▶ _DATA_
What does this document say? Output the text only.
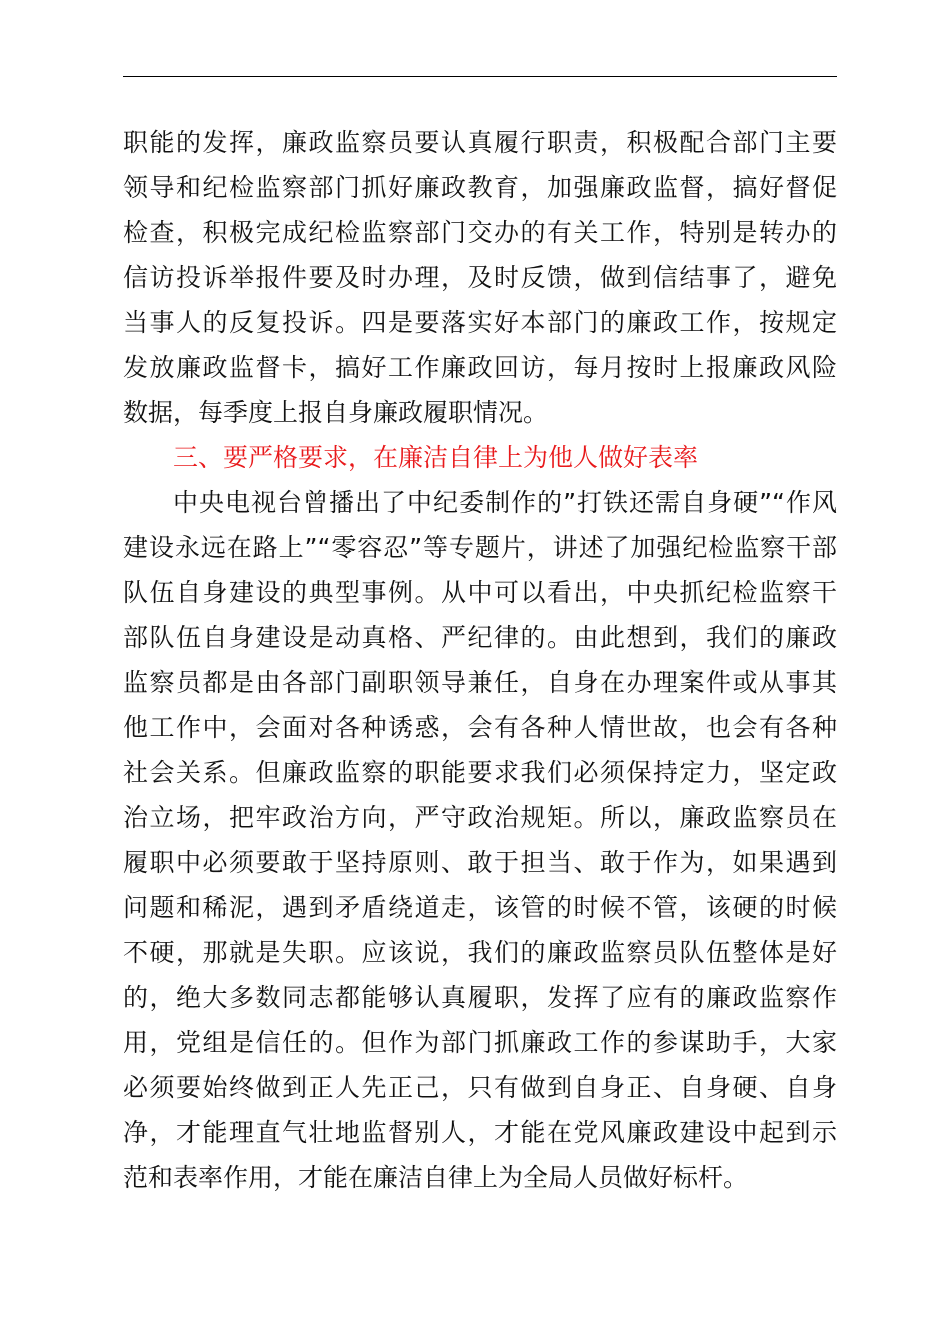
职能的发挥，廉政监察员要认真履行职责，积极配合部门主要
领导和纪检监察部门抓好廉政教育，加强廉政监督，搞好督促
检查，积极完成纪检监察部门交办的有关工作，特别是转办的
信访投诉举报件要及时办理，及时反馈，做到信结事了，避免
当事人的反复投诉。四是要落实好本部门的廉政工作，按规定
发放廉政监督卡，搞好工作廉政回访，每月按时上报廉政风险
数据，每季度上报自身廉政履职情况。
三、要严格要求，在廉洁自律上为他人做好表率
中央电视台曾播出了中纪委制作的”打铁还需自身硬”“作风
建设永远在路上”“零容忍”等专题片，讲述了加强纪检监察干部
队伍自身建设的典型事例。从中可以看出，中央抓纪检监察干
部队伍自身建设是动真格、严纪律的。由此想到，我们的廉政
监察员都是由各部门副职领导兼任，自身在办理案件或从事其
他工作中，会面对各种诱惑，会有各种人情世故，也会有各种
社会关系。但廉政监察的职能要求我们必须保持定力，坚定政
治立场，把牢政治方向，严守政治规矩。所以，廉政监察员在
履职中必须要敢于坚持原则、敢于担当、敢于作为，如果遇到
问题和稀泥，遇到矛盾绕道走，该管的时候不管，该硬的时候
不硬，那就是失职。应该说，我们的廉政监察员队伍整体是好
的，绝大多数同志都能够认真履职，发挥了应有的廉政监察作
用，党组是信任的。但作为部门抓廉政工作的参谋助手，大家
必须要始终做到正人先正己，只有做到自身正、自身硬、自身
净，才能理直气壮地监督别人，才能在党风廉政建设中起到示
范和表率作用，才能在廉洁自律上为全局人员做好标杆。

▶ _GOAL_
Quote the records in full and exactly; skip any image.

▶ _COMPLETE RESPONSE_
What does this document say? Output the text only.
职能的发挥，廉政监察员要认真履行职责，积极配合部门主要
领导和纪检监察部门抓好廉政教育，加强廉政监督，搞好督促
检查，积极完成纪检监察部门交办的有关工作，特别是转办的
信访投诉举报件要及时办理，及时反馈，做到信结事了，避免
当事人的反复投诉。四是要落实好本部门的廉政工作，按规定
发放廉政监督卡，搞好工作廉政回访，每月按时上报廉政风险
数据，每季度上报自身廉政履职情况。
三、要严格要求，在廉洁自律上为他人做好表率
中央电视台曾播出了中纪委制作的”打铁还需自身硬”“作风
建设永远在路上”“零容忍”等专题片，讲述了加强纪检监察干部
队伍自身建设的典型事例。从中可以看出，中央抓纪检监察干
部队伍自身建设是动真格、严纪律的。由此想到，我们的廉政
监察员都是由各部门副职领导兼任，自身在办理案件或从事其
他工作中，会面对各种诱惑，会有各种人情世故，也会有各种
社会关系。但廉政监察的职能要求我们必须保持定力，坚定政
治立场，把牢政治方向，严守政治规矩。所以，廉政监察员在
履职中必须要敢于坚持原则、敢于担当、敢于作为，如果遇到
问题和稀泥，遇到矛盾绕道走，该管的时候不管，该硬的时候
不硬，那就是失职。应该说，我们的廉政监察员队伍整体是好
的，绝大多数同志都能够认真履职，发挥了应有的廉政监察作
用，党组是信任的。但作为部门抓廉政工作的参谋助手，大家
必须要始终做到正人先正己，只有做到自身正、自身硬、自身
净，才能理直气壮地监督别人，才能在党风廉政建设中起到示
范和表率作用，才能在廉洁自律上为全局人员做好标杆。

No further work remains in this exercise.